● What to do
Rewrite the entries below as a numbered list, leaving out any blank lines. Begin at the line that contains "rubric-line[interactable]: . crossing" and stop after the line that contains "clipboard-check-icon[interactable] (5, 5, 20, 21)", including both of those lines.

● Records provided
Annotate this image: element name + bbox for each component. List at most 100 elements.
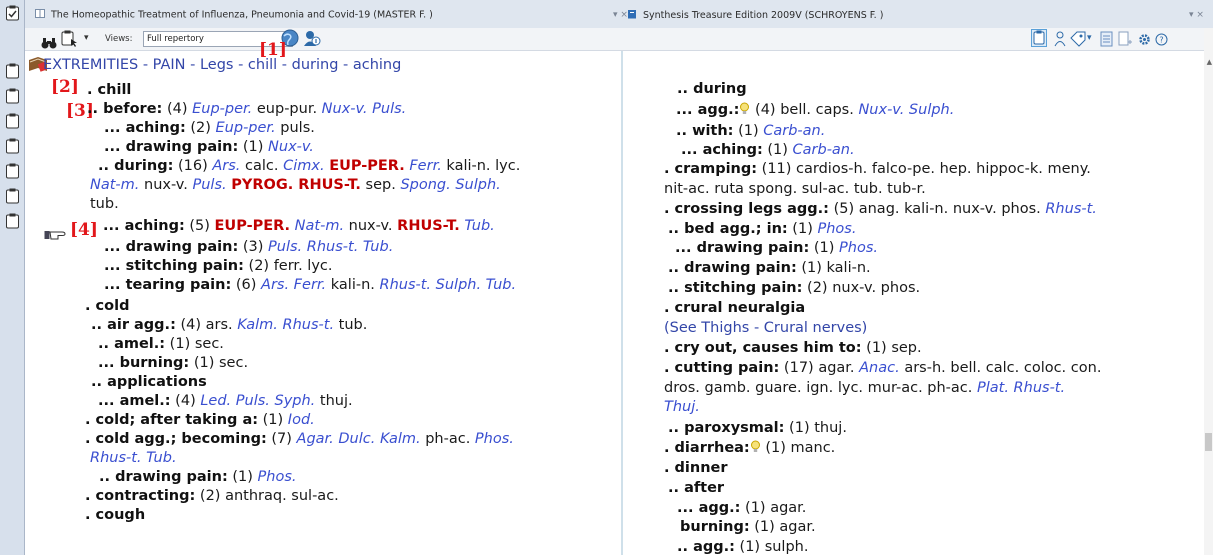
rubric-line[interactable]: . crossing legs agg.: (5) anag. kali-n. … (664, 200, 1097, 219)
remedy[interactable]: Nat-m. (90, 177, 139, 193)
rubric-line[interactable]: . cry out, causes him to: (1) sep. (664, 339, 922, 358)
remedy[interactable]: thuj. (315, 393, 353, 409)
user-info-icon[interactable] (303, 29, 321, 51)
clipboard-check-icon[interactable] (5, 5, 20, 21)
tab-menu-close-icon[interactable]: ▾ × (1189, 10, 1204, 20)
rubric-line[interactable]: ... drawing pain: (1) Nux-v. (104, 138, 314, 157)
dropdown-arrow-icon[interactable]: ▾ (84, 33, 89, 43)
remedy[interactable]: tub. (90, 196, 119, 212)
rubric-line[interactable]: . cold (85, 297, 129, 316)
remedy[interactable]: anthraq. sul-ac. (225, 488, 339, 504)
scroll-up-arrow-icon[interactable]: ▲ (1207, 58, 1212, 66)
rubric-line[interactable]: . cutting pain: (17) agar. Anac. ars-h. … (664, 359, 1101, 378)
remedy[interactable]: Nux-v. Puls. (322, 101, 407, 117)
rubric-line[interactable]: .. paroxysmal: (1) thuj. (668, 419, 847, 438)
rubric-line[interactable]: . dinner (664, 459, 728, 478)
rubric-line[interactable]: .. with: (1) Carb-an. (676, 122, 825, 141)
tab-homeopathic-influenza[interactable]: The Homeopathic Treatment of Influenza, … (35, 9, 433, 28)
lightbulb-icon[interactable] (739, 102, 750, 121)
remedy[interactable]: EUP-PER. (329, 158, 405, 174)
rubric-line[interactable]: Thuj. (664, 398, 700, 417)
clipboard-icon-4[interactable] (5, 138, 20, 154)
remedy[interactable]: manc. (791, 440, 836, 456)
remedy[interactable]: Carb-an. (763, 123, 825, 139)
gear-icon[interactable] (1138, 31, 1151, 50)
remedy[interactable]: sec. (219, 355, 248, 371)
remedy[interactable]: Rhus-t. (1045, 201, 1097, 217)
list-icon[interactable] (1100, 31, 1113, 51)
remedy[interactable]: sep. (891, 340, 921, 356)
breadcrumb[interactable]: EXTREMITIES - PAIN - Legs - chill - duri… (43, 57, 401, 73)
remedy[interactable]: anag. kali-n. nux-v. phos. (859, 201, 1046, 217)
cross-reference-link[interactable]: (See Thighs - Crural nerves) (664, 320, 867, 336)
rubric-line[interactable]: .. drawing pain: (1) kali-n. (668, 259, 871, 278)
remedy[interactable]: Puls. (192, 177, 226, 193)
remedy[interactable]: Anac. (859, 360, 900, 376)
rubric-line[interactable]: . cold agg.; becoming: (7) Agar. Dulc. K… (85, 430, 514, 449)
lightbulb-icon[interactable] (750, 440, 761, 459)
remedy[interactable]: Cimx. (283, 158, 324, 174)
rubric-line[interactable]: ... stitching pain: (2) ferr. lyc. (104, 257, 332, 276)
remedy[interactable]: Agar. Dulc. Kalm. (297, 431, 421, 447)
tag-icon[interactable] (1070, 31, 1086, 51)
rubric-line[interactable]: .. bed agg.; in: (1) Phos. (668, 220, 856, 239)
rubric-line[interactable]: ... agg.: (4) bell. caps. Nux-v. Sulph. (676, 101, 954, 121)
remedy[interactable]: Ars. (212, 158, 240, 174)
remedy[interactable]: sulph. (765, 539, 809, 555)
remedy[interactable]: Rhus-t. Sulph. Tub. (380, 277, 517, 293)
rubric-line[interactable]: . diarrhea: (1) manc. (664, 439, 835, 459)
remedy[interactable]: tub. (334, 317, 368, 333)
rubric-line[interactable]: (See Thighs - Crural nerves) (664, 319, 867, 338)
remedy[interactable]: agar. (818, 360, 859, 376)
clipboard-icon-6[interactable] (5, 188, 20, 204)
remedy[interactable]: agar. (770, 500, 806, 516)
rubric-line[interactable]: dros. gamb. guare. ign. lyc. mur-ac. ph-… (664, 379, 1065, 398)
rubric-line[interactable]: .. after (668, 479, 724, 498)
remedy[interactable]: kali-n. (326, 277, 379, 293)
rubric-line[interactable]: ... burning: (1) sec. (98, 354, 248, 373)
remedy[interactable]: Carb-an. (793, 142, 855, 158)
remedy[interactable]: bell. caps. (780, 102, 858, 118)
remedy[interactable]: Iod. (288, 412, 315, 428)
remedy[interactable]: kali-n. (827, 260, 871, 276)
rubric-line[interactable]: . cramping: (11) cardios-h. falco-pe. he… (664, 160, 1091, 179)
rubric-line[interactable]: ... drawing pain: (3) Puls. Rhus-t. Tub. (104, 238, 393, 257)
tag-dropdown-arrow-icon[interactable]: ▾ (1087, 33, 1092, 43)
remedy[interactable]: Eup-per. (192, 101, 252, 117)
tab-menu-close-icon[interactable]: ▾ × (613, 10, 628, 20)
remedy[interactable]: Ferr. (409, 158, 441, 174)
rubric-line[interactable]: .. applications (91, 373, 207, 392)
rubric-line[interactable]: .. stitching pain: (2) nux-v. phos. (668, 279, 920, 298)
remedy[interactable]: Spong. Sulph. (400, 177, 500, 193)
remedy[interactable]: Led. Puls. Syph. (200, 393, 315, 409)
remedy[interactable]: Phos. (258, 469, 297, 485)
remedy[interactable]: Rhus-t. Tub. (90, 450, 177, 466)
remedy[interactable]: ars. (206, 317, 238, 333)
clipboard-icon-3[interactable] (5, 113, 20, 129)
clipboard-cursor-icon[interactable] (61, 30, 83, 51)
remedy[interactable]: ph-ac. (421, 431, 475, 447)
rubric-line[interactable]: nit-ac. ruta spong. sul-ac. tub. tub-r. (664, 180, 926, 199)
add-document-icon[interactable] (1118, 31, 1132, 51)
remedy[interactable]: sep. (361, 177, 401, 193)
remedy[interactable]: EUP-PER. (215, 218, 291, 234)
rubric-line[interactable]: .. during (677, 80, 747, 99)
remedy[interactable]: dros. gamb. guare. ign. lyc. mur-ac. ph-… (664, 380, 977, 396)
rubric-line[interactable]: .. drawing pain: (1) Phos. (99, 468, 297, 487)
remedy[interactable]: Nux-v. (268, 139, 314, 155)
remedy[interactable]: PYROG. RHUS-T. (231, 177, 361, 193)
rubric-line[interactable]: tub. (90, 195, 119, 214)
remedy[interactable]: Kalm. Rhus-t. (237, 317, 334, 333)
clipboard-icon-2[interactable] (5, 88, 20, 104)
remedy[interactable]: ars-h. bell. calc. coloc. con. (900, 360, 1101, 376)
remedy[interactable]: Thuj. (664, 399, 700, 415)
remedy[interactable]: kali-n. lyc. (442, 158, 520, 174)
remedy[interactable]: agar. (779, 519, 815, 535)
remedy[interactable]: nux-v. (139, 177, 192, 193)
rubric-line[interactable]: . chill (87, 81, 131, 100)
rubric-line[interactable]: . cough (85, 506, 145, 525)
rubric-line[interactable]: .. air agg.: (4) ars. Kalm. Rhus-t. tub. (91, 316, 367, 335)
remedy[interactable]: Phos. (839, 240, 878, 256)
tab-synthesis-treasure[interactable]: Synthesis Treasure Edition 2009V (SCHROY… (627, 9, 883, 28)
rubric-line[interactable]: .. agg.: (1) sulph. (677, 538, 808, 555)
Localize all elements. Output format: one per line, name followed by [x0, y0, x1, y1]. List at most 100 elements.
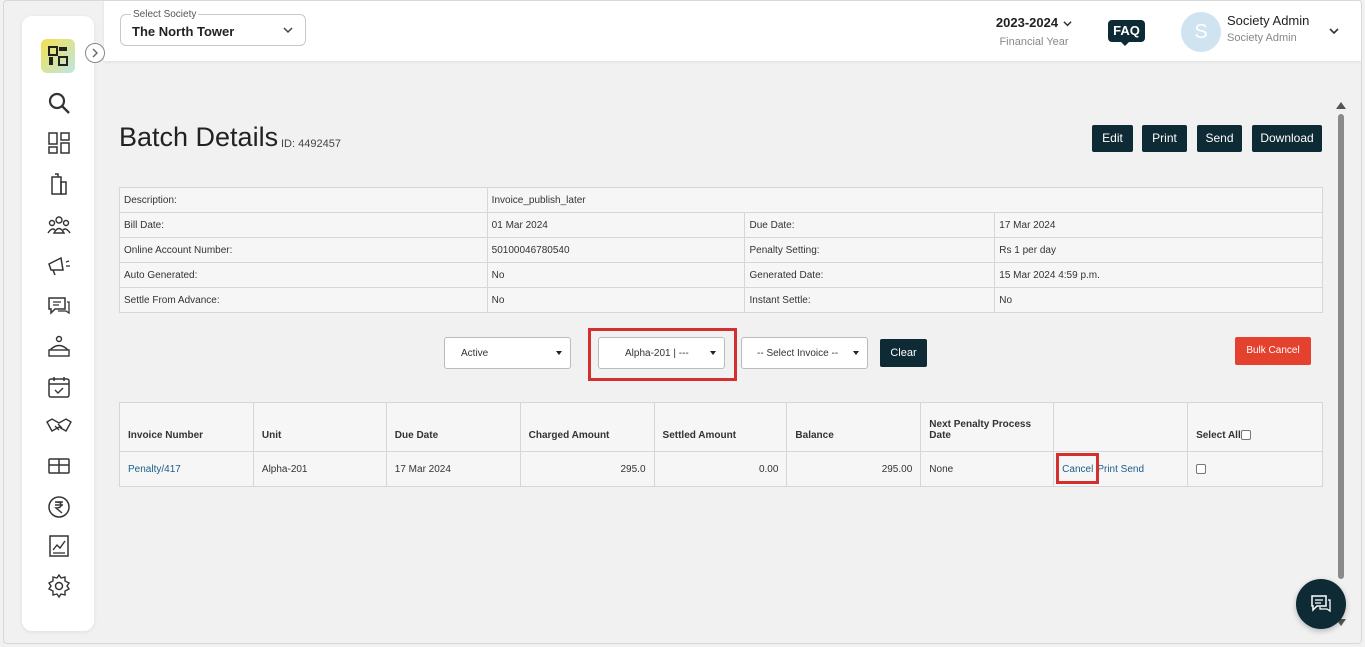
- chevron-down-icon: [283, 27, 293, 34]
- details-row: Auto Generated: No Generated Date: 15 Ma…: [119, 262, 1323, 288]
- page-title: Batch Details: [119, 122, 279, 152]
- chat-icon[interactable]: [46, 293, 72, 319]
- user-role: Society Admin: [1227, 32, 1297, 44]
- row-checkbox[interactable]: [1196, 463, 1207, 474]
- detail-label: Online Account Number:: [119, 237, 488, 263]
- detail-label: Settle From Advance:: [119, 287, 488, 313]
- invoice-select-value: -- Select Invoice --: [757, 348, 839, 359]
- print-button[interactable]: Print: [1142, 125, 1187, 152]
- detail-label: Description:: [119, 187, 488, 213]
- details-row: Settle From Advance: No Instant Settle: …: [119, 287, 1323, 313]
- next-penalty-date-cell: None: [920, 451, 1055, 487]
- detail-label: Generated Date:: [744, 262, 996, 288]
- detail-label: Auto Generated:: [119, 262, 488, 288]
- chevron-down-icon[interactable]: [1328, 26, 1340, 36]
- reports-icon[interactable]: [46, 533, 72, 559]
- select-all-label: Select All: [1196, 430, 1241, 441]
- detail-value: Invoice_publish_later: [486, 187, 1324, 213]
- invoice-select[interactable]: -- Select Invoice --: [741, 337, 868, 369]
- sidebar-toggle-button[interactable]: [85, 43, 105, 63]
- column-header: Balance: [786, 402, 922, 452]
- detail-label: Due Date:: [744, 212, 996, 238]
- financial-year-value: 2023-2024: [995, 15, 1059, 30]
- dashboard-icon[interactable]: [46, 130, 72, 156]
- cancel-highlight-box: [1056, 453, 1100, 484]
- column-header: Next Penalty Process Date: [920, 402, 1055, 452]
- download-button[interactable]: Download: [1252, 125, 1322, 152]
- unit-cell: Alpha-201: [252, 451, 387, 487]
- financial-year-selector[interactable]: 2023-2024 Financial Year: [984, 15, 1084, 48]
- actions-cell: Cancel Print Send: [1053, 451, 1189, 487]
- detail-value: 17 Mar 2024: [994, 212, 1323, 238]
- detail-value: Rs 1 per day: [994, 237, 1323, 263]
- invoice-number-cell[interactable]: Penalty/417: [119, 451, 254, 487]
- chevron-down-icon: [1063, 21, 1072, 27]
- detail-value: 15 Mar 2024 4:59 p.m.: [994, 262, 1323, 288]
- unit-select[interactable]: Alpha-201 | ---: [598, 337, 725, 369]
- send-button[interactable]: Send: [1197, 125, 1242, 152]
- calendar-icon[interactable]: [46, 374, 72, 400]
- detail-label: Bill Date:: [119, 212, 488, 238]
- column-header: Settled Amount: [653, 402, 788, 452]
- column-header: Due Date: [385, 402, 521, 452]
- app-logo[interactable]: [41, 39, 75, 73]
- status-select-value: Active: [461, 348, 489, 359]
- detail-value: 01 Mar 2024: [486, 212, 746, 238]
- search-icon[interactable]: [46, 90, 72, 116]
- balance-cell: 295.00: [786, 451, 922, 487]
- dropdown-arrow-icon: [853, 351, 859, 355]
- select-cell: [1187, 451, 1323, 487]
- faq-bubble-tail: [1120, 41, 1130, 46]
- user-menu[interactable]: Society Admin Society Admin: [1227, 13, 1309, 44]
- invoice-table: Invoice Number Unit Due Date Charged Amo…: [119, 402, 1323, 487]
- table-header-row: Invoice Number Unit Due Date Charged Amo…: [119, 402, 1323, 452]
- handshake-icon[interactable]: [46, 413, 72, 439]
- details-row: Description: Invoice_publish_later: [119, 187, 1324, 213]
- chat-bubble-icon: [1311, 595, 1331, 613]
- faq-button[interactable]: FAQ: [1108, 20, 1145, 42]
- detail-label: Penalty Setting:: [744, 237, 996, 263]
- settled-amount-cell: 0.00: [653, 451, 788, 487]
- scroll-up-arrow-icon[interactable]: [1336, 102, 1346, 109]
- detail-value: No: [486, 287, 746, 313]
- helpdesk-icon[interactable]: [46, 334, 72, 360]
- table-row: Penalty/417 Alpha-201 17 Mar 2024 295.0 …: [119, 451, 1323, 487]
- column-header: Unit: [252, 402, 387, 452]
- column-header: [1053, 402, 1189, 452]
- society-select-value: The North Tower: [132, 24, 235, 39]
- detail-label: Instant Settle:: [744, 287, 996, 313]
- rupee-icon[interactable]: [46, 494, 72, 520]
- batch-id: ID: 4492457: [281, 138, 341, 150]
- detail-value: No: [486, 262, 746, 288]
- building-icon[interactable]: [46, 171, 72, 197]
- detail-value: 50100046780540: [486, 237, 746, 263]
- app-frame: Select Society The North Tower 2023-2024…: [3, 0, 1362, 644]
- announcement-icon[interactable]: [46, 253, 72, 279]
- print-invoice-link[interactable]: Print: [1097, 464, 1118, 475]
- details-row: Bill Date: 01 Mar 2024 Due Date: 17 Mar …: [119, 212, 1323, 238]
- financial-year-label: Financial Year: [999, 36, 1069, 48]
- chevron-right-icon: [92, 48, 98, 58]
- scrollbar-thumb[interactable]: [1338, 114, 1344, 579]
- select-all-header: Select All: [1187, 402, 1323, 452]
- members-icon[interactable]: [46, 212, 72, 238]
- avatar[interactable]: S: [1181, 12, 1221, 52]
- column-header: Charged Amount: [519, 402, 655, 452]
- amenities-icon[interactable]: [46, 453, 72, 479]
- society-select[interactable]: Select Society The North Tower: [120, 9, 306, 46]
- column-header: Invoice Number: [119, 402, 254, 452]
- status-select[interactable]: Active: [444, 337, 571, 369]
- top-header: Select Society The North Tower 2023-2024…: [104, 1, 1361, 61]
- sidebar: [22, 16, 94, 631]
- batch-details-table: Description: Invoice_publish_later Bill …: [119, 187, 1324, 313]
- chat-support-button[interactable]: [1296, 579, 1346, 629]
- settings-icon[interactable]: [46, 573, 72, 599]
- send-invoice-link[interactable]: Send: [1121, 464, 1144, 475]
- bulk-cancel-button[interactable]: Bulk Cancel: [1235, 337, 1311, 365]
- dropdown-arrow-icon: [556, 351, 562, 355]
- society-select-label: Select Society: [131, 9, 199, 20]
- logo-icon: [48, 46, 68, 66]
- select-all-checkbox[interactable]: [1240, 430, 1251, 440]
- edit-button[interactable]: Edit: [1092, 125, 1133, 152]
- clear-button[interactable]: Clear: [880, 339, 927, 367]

● Result of this exercise
1. rubric-line[interactable]: . crossing legs agg.: (5) anag. kali-n. … (664, 200, 1097, 219)
2. remedy[interactable]: Nat-m. (90, 177, 139, 193)
3. rubric-line[interactable]: . cry out, causes him to: (1) sep. (664, 339, 922, 358)
4. remedy[interactable]: thuj. (315, 393, 353, 409)
5. user-info-icon[interactable] (303, 29, 321, 51)
6. clipboard-check-icon[interactable] (5, 5, 20, 21)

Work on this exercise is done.